Data excerpts
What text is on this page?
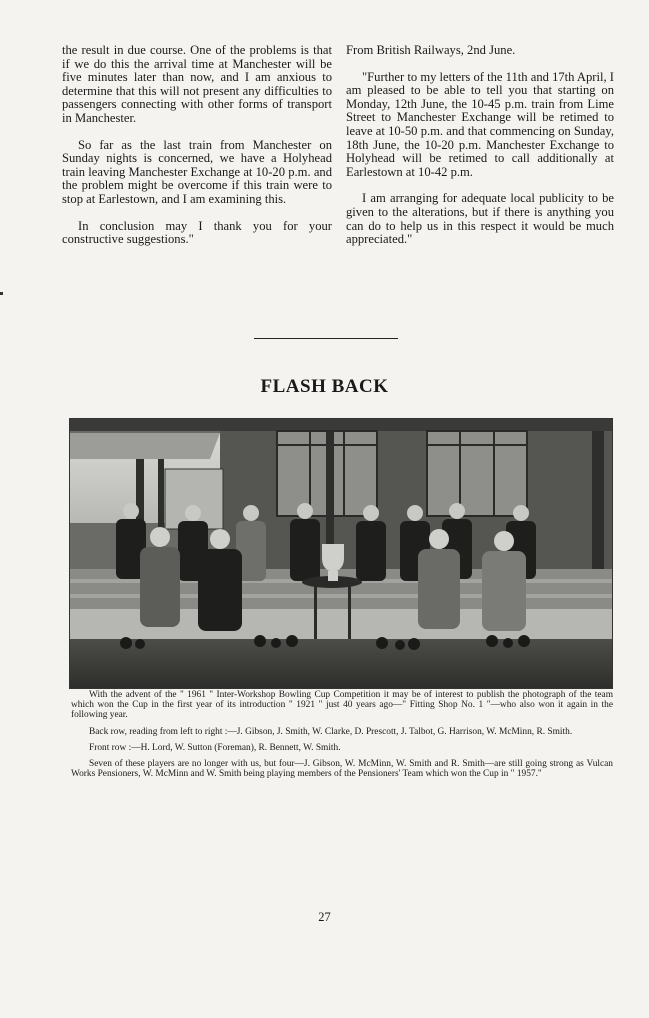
the result in due course. One of the problems is that if we do this the arrival time at Manchester will be five minutes later than now, and I am anxious to determine that this will not present any difficulties to passengers connecting with other forms of transport in Manchester.

So far as the last train from Manchester on Sunday nights is concerned, we have a Holyhead train leaving Manchester Exchange at 10-20 p.m. and the problem might be overcome if this train were to stop at Earlestown, and I am examining this.

In conclusion may I thank you for your constructive suggestions."

From British Railways, 2nd June.

"Further to my letters of the 11th and 17th April, I am pleased to be able to tell you that starting on Monday, 12th June, the 10-45 p.m. train from Lime Street to Manchester Exchange will be retimed to leave at 10-50 p.m. and that commencing on Sunday, 18th June, the 10-20 p.m. Manchester Exchange to Holyhead will be retimed to call additionally at Earlestown at 10-42 p.m.

I am arranging for adequate local publicity to be given to the alterations, but if there is anything you can do to help us in this respect it would be much appreciated."

FLASH BACK

With the advent of the " 1961 " Inter-Workshop Bowling Cup Competition it may be of interest to publish the photograph of the team which won the Cup in the first year of its introduction " 1921 " just 40 years ago—" Fitting Shop No. 1 "—who also won it again in the following year.

Back row, reading from left to right :—J. Gibson, J. Smith, W. Clarke, D. Prescott, J. Talbot, G. Harrison, W. McMinn, R. Smith.

Front row :—H. Lord, W. Sutton (Foreman), R. Bennett, W. Smith.

Seven of these players are no longer with us, but four—J. Gibson, W. McMinn, W. Smith and R. Smith—are still going strong as Vulcan Works Pensioners, W. McMinn and W. Smith being playing members of the Pensioners' Team which won the Cup in " 1957."

27
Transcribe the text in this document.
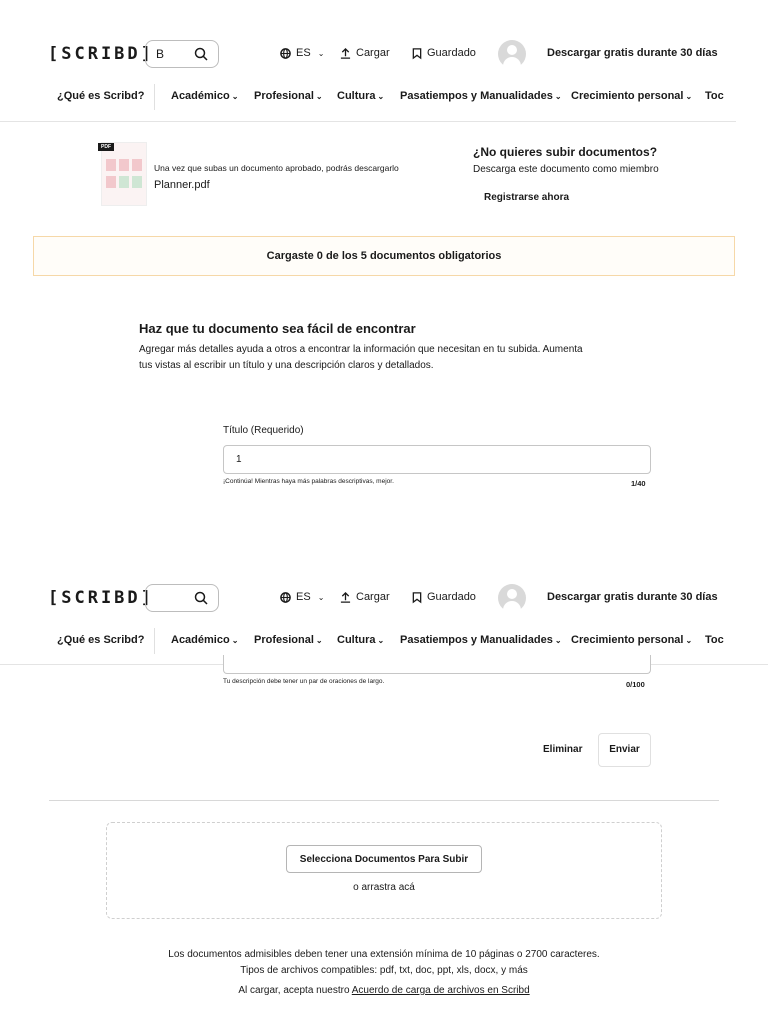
[SCRIBD] B	ES ⌄	Cargar	Guardado	Descargar gratis durante 30 días
¿Qué es Scribd? Académico ⌄ Profesional ⌄ Cultura ⌄ Pasatiempos y Manualidades ⌄ Crecimiento personal ⌄ Toc
PDF
Una vez que subas un documento aprobado, podrás descargarlo
Planner.pdf
¿No quieres subir documentos?
Descarga este documento como miembro
Registrarse ahora
Cargaste 0 de los 5 documentos obligatorios
Haz que tu documento sea fácil de encontrar
Agregar más detalles ayuda a otros a encontrar la información que necesitan en tu subida. Aumenta
tus vistas al escribir un título y una descripción claros y detallados.
Título (Requerido)
1
¡Continúa! Mientras haya más palabras descriptivas, mejor.	1/40
[SCRIBD]	ES ⌄	Cargar	Guardado	Descargar gratis durante 30 días
¿Qué es Scribd? Académico ⌄ Profesional ⌄ Cultura ⌄ Pasatiempos y Manualidades ⌄ Crecimiento personal ⌄ Toc
Tu descripción debe tener un par de oraciones de largo.	0/100
Eliminar	Enviar
Selecciona Documentos Para Subir
o arrastra acá
Los documentos admisibles deben tener una extensión mínima de 10 páginas o 2700 caracteres.
Tipos de archivos compatibles: pdf, txt, doc, ppt, xls, docx, y más
Al cargar, acepta nuestro Acuerdo de carga de archivos en Scribd
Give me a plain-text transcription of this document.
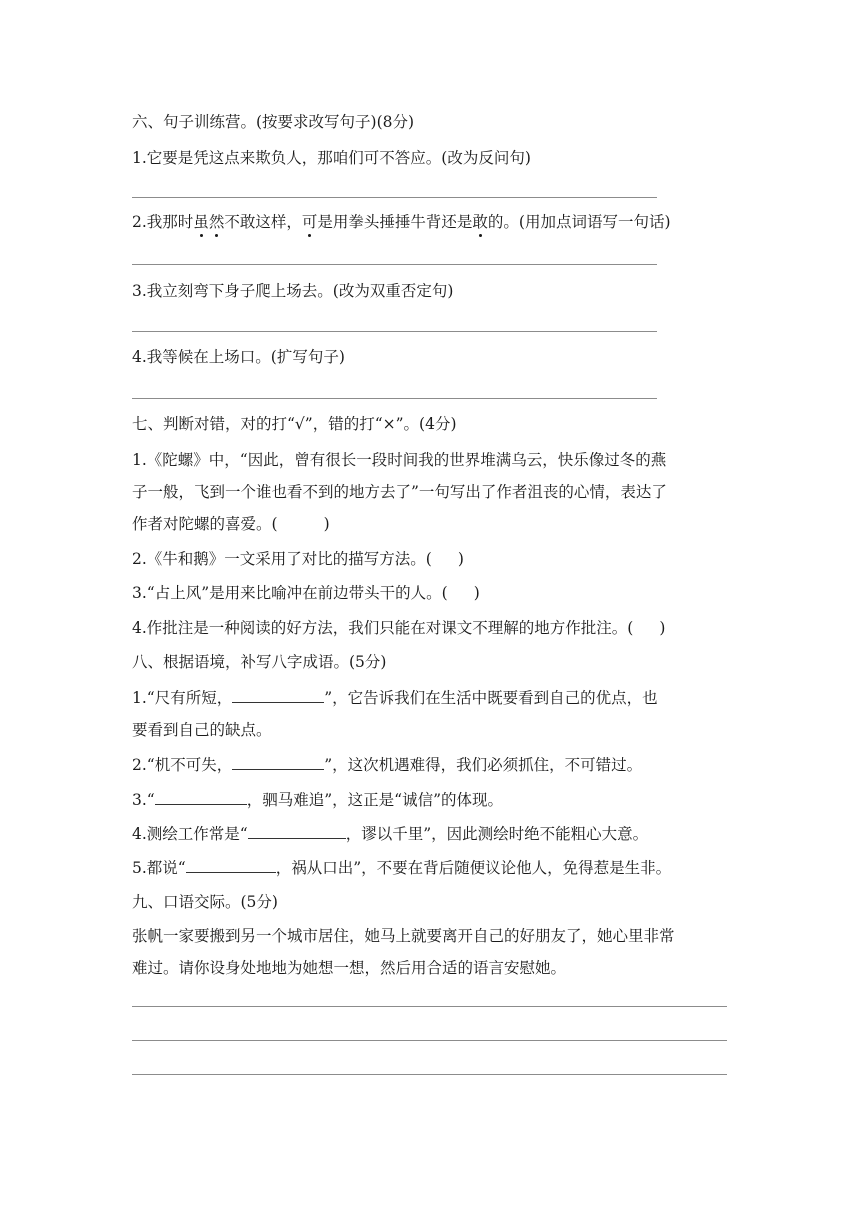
六、句子训练营。(按要求改写句子)(8分)
1.它要是凭这点来欺负人，那咱们可不答应。(改为反问句)
2.我那时虽然不敢这样，可是用拳头捶捶牛背还是敢的。(用加点词语写一句话)
3.我立刻弯下身子爬上场去。(改为双重否定句)
4.我等候在上场口。(扩写句子)
七、判断对错，对的打“√”，错的打“×”。(4分)
1.《陀螺》中，“因此，曾有很长一段时间我的世界堆满乌云，快乐像过冬的燕
子一般，飞到一个谁也看不到的地方去了”一句写出了作者沮丧的心情，表达了
作者对陀螺的喜爱。(	)
2.《牛和鹅》一文采用了对比的描写方法。( )
3.“占上风”是用来比喻冲在前边带头干的人。( )
4.作批注是一种阅读的好方法，我们只能在对课文不理解的地方作批注。( )
八、根据语境，补写八字成语。(5分)
1.“尺有所短，	”，它告诉我们在生活中既要看到自己的优点，也
要看到自己的缺点。
2.“机不可失，	”，这次机遇难得，我们必须抓住，不可错过。
3.“	，驷马难追”，这正是“诚信”的体现。
4.测绘工作常是“	，谬以千里”，因此测绘时绝不能粗心大意。
5.都说“	，祸从口出”，不要在背后随便议论他人，免得惹是生非。
九、口语交际。(5分)
张帆一家要搬到另一个城市居住，她马上就要离开自己的好朋友了，她心里非常
难过。请你设身处地地为她想一想，然后用合适的语言安慰她。
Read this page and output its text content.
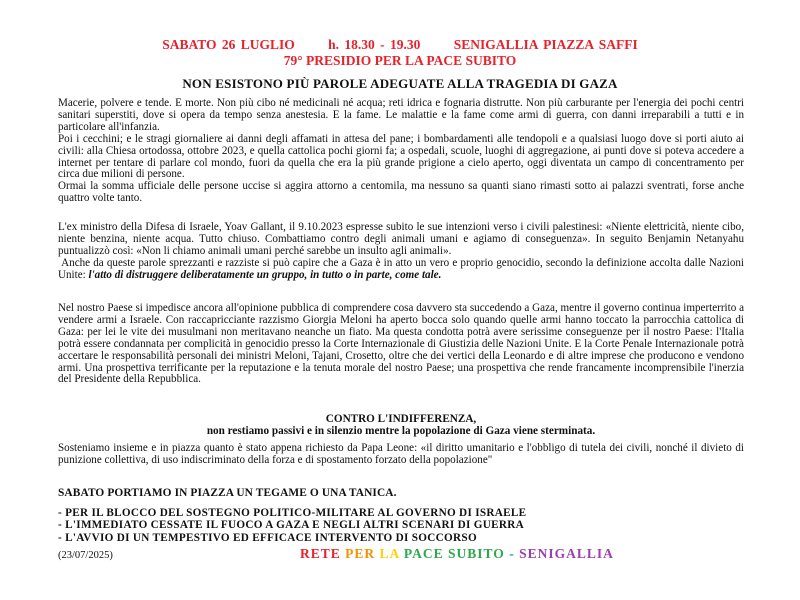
SABATO 26 LUGLIO h. 18.30 - 19.30 SENIGALLIA PIAZZA SAFFI
79° PRESIDIO PER LA PACE SUBITO
NON ESISTONO PIÙ PAROLE ADEGUATE ALLA TRAGEDIA DI GAZA

Macerie, polvere e tende. E morte. Non più cibo né medicinali né acqua; reti idrica e fognaria distrutte. Non più carburante per l'energia dei pochi centri sanitari superstiti, dove si opera da tempo senza anestesia. E la fame. Le malattie e la fame come armi di guerra, con danni irreparabili a tutti e in particolare all'infanzia.

Poi i cecchini; e le stragi giornaliere ai danni degli affamati in attesa del pane; i bombardamenti alle tendopoli e a qualsiasi luogo dove si porti aiuto ai civili: alla Chiesa ortodossa, ottobre 2023, e quella cattolica pochi giorni fa; a ospedali, scuole, luoghi di aggregazione, ai punti dove si poteva accedere a internet per tentare di parlare col mondo, fuori da quella che era la più grande prigione a cielo aperto, oggi diventata un campo di concentramento per circa due milioni di persone.

Ormai la somma ufficiale delle persone uccise si aggira attorno a centomila, ma nessuno sa quanti siano rimasti sotto ai palazzi sventrati, forse anche quattro volte tanto.

L'ex ministro della Difesa di Israele, Yoav Gallant, il 9.10.2023 espresse subito le sue intenzioni verso i civili palestinesi: «Niente elettricità, niente cibo, niente benzina, niente acqua. Tutto chiuso. Combattiamo contro degli animali umani e agiamo di conseguenza». In seguito Benjamin Netanyahu puntualizzò così: «Non li chiamo animali umani perché sarebbe un insulto agli animali».

Anche da queste parole sprezzanti e razziste si può capire che a Gaza è in atto un vero e proprio genocidio, secondo la definizione accolta dalle Nazioni Unite: l'atto di distruggere deliberatamente un gruppo, in tutto o in parte, come tale.

Nel nostro Paese si impedisce ancora all'opinione pubblica di comprendere cosa davvero sta succedendo a Gaza, mentre il governo continua imperterrito a vendere armi a Israele. Con raccapricciante razzismo Giorgia Meloni ha aperto bocca solo quando quelle armi hanno toccato la parrocchia cattolica di Gaza: per lei le vite dei musulmani non meritavano neanche un fiato. Ma questa condotta potrà avere serissime conseguenze per il nostro Paese: l'Italia potrà essere condannata per complicità in genocidio presso la Corte Internazionale di Giustizia delle Nazioni Unite. E la Corte Penale Internazionale potrà accertare le responsabilità personali dei ministri Meloni, Tajani, Crosetto, oltre che dei vertici della Leonardo e di altre imprese che producono e vendono armi. Una prospettiva terrificante per la reputazione e la tenuta morale del nostro Paese; una prospettiva che rende francamente incomprensibile l'inerzia del Presidente della Repubblica.

CONTRO L'INDIFFERENZA,
non restiamo passivi e in silenzio mentre la popolazione di Gaza viene sterminata.

Sosteniamo insieme e in piazza quanto è stato appena richiesto da Papa Leone: «il diritto umanitario e l'obbligo di tutela dei civili, nonché il divieto di punizione collettiva, di uso indiscriminato della forza e di spostamento forzato della popolazione"

SABATO PORTIAMO IN PIAZZA UN TEGAME O UNA TANICA.
- PER IL BLOCCO DEL SOSTEGNO POLITICO-MILITARE AL GOVERNO DI ISRAELE
- L'IMMEDIATO CESSATE IL FUOCO A GAZA E NEGLI ALTRI SCENARI DI GUERRA
- L'AVVIO DI UN TEMPESTIVO ED EFFICACE INTERVENTO DI SOCCORSO
(23/07/2025)	RETE PER LA PACE SUBITO - SENIGALLIA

_WORK TO COMPLETE_
Out of the material above, gather each line where "Guardado" appears.

_EXPECTED ANSWER_
[SCRIBD] B	ES ⌄	Cargar	Guardado	Descargar gratis durante 30 días
[SCRIBD]	ES ⌄	Cargar	Guardado	Descargar gratis durante 30 días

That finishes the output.